What to do – Wherever "THILAY" appears in a line, copy that line.

Data entries for graphics
start

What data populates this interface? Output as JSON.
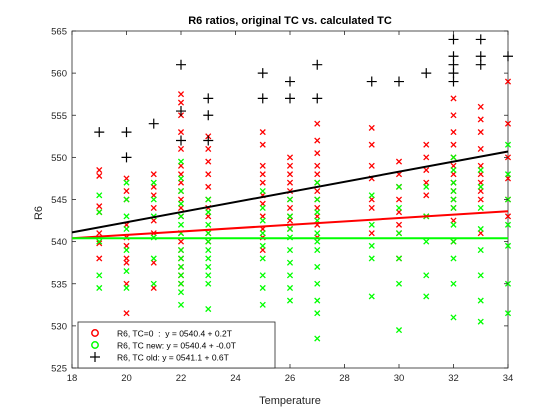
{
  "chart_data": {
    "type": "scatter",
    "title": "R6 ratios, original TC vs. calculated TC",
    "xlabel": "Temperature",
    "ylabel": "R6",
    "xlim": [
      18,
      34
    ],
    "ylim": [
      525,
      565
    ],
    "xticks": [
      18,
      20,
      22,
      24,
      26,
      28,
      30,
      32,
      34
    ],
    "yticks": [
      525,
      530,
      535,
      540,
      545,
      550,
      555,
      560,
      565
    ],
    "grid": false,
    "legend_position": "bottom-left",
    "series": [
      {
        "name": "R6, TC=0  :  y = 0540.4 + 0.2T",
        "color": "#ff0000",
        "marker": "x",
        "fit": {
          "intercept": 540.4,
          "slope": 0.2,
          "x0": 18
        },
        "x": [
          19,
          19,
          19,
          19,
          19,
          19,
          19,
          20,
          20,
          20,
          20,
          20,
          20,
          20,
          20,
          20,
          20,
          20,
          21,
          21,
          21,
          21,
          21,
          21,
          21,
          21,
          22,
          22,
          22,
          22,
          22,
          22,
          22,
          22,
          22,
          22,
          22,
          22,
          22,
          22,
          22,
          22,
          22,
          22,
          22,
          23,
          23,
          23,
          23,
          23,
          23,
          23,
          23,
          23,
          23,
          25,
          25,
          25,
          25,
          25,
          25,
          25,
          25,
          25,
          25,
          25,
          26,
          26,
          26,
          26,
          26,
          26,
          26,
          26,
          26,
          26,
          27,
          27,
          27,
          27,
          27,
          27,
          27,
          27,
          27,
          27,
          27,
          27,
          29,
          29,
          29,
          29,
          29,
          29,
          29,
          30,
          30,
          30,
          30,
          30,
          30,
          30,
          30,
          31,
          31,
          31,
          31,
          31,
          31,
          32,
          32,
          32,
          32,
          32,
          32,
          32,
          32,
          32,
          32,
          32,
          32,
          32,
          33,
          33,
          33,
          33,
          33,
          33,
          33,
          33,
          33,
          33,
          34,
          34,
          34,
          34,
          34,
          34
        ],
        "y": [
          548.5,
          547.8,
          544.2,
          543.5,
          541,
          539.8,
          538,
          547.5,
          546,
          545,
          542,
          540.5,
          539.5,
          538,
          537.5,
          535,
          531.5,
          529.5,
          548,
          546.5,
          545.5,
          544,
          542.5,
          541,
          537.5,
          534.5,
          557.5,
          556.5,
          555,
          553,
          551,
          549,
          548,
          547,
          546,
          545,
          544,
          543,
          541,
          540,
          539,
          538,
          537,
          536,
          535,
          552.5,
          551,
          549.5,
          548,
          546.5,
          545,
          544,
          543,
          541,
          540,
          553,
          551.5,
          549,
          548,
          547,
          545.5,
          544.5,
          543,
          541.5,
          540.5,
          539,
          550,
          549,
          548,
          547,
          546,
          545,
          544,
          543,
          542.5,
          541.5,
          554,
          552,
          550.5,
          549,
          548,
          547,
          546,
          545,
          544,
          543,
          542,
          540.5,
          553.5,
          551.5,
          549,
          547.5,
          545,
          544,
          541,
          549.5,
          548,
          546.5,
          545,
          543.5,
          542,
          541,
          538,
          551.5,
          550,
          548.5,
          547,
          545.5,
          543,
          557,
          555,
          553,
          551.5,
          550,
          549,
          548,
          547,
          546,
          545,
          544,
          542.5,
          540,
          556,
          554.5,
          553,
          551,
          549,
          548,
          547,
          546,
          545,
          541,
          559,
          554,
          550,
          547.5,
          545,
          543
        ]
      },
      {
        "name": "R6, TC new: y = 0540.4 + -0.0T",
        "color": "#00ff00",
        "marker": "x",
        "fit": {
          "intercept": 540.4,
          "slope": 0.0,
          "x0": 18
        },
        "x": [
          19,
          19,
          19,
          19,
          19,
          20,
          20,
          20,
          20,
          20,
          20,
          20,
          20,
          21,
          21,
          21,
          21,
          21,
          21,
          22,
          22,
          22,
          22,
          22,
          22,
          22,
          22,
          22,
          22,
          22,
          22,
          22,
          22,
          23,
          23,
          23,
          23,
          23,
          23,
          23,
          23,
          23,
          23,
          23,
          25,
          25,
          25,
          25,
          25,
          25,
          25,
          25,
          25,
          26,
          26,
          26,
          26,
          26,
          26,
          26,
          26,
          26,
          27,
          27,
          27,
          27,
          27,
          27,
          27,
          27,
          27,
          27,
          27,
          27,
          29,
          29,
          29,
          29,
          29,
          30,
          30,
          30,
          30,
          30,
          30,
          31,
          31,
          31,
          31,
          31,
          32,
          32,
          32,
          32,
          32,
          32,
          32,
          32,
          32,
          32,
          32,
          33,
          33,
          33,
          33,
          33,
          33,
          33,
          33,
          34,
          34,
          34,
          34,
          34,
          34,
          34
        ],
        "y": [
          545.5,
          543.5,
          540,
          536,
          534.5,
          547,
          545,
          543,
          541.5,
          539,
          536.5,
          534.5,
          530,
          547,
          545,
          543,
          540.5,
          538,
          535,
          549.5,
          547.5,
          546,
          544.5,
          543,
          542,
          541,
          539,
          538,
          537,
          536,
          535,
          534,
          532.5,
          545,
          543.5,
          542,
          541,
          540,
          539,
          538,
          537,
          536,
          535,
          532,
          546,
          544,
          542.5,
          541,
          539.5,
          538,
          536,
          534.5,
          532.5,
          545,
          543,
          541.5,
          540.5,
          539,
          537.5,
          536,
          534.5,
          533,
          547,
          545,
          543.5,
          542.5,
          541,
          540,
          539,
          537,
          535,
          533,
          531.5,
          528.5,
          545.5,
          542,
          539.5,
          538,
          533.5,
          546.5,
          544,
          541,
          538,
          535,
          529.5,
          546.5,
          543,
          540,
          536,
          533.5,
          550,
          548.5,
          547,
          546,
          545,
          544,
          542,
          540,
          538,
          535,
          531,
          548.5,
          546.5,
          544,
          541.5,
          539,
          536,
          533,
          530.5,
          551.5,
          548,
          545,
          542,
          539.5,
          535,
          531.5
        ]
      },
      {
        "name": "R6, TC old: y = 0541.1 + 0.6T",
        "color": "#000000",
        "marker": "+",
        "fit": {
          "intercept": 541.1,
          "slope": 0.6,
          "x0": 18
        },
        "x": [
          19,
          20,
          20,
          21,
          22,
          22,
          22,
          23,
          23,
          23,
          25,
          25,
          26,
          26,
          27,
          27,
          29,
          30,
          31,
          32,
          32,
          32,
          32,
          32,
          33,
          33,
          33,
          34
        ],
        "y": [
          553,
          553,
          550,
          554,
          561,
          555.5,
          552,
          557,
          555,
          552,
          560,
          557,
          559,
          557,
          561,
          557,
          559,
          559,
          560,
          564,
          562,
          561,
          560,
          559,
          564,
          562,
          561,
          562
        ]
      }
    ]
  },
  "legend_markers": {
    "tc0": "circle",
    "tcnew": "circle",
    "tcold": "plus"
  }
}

end
start

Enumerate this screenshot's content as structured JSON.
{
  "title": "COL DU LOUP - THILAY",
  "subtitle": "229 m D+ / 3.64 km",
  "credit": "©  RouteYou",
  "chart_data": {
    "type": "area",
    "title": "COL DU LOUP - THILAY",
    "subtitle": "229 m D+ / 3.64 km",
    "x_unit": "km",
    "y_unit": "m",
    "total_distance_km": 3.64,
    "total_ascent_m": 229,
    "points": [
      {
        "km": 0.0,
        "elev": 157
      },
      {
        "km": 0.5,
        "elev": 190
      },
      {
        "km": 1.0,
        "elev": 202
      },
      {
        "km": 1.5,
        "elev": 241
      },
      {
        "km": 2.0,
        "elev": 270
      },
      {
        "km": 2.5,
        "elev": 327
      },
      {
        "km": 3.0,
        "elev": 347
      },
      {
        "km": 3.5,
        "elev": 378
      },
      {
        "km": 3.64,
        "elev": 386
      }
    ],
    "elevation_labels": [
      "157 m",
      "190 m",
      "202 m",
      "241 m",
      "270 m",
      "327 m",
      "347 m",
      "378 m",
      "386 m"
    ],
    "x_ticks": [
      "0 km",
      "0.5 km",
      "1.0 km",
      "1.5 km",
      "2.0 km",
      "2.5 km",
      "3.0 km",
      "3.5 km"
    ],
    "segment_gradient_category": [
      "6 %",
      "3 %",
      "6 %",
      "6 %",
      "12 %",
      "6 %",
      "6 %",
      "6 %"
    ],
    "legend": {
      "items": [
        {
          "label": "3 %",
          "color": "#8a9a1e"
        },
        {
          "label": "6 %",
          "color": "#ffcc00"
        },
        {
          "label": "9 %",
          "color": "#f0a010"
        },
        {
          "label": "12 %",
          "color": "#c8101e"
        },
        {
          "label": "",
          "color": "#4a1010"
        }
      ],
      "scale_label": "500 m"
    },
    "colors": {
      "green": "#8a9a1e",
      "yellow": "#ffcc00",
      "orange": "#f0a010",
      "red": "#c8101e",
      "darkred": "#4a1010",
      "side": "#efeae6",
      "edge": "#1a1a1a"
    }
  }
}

end

Answer –
  "title": "COL DU LOUP - THILAY",
    "title": "COL DU LOUP - THILAY",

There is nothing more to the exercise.